— Begin —

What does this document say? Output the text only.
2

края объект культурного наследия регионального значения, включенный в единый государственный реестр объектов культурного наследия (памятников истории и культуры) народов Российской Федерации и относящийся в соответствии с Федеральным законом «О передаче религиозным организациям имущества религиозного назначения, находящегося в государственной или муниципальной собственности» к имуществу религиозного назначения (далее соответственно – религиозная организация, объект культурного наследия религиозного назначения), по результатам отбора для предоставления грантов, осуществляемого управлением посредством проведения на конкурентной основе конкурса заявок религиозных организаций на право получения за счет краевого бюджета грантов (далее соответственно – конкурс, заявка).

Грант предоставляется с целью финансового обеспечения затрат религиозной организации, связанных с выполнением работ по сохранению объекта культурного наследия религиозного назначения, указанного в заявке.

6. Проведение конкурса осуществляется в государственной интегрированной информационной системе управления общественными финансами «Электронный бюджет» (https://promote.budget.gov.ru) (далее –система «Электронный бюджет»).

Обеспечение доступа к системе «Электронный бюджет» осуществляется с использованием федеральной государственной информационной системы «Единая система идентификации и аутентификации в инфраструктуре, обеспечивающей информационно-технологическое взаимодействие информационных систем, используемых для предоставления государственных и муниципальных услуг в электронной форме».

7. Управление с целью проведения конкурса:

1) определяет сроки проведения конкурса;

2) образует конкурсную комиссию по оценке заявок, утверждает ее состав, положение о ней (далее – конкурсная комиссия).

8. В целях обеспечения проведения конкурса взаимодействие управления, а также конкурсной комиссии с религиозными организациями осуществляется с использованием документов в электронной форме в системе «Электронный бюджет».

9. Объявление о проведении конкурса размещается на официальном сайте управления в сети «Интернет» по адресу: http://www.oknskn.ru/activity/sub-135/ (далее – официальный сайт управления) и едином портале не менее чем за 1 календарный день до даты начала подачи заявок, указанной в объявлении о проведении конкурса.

— End —

• **Exercise requirements**
Looking at the entries above, state how many lines contain "системе"; give the number alone.

• **Task answer**
3